GIVEN PROBLEM: Please write the listing below out again exactly, leaving every picture behind.

INFORMATION PROVIDED:

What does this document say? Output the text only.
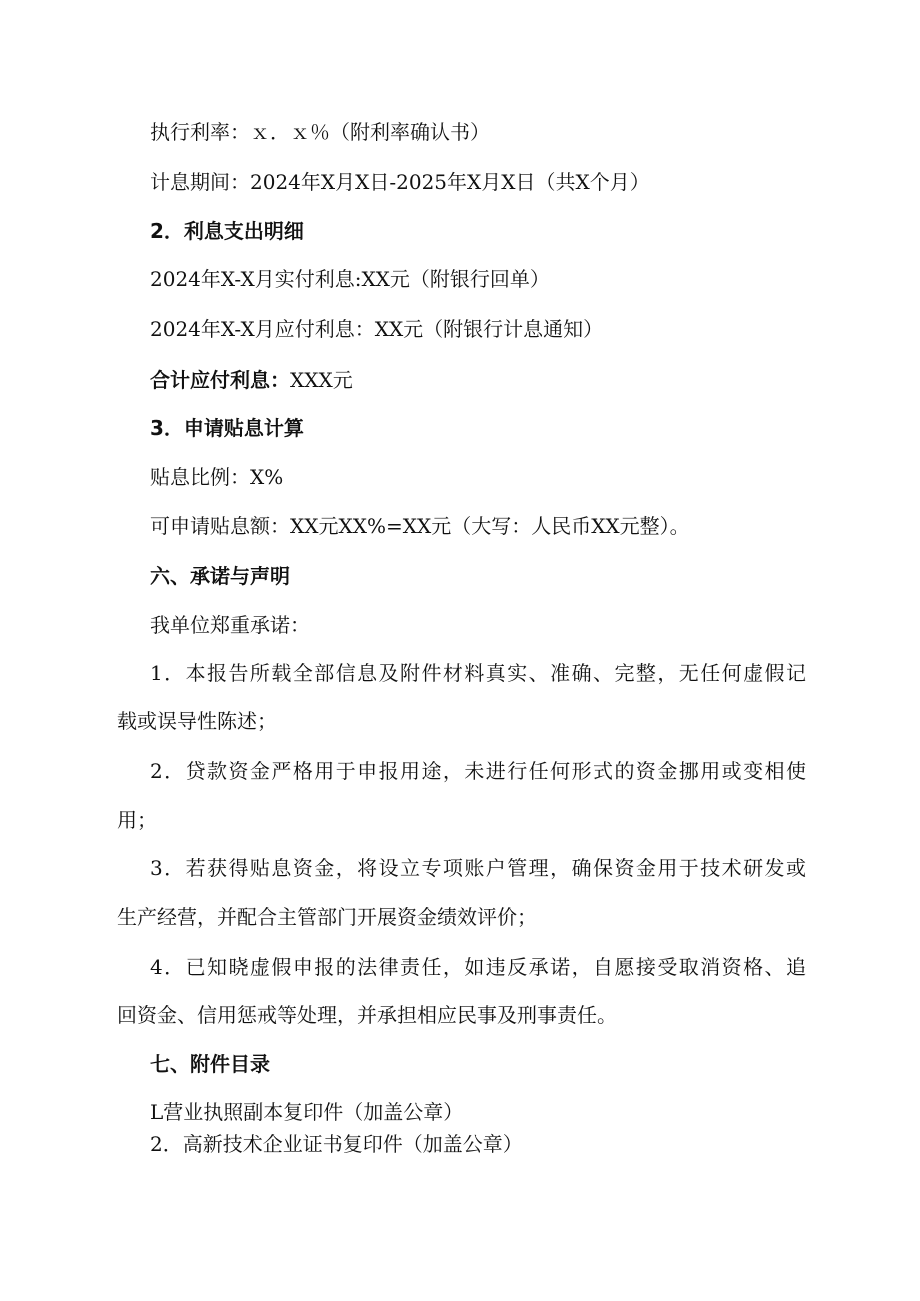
执行利率：ｘ．ｘ％（附利率确认书）
计息期间：2024年X月X日-2025年X月X日（共X个月）
2．利息支出明细
2024年X-X月实付利息:XX元（附银行回单）
2024年X-X月应付利息：XX元（附银行计息通知）
合计应付利息：XXX元
3．申请贴息计算
贴息比例：X%
可申请贴息额：XX元XX%=XX元（大写：人民币XX元整）。
六、承诺与声明
我单位郑重承诺：
1．本报告所载全部信息及附件材料真实、准确、完整，无任何虚假记
载或误导性陈述；
2．贷款资金严格用于申报用途，未进行任何形式的资金挪用或变相使
用；
3．若获得贴息资金，将设立专项账户管理，确保资金用于技术研发或
生产经营，并配合主管部门开展资金绩效评价；
4．已知晓虚假申报的法律责任，如违反承诺，自愿接受取消资格、追
回资金、信用惩戒等处理，并承担相应民事及刑事责任。
七、附件目录
L营业执照副本复印件（加盖公章）
2．高新技术企业证书复印件（加盖公章）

SOLUTION TO THE EXERCISE:
What does this document say? Output the text only.
执行利率：ｘ．ｘ％（附利率确认书）
计息期间：2024年X月X日-2025年X月X日（共X个月）
2．利息支出明细
2024年X-X月实付利息:XX元（附银行回单）
2024年X-X月应付利息：XX元（附银行计息通知）
合计应付利息：XXX元
3．申请贴息计算
贴息比例：X%
可申请贴息额：XX元XX%=XX元（大写：人民币XX元整）。
六、承诺与声明
我单位郑重承诺：
1．本报告所载全部信息及附件材料真实、准确、完整，无任何虚假记
载或误导性陈述；
2．贷款资金严格用于申报用途，未进行任何形式的资金挪用或变相使
用；
3．若获得贴息资金，将设立专项账户管理，确保资金用于技术研发或
生产经营，并配合主管部门开展资金绩效评价；
4．已知晓虚假申报的法律责任，如违反承诺，自愿接受取消资格、追
回资金、信用惩戒等处理，并承担相应民事及刑事责任。
七、附件目录
L营业执照副本复印件（加盖公章）
2．高新技术企业证书复印件（加盖公章）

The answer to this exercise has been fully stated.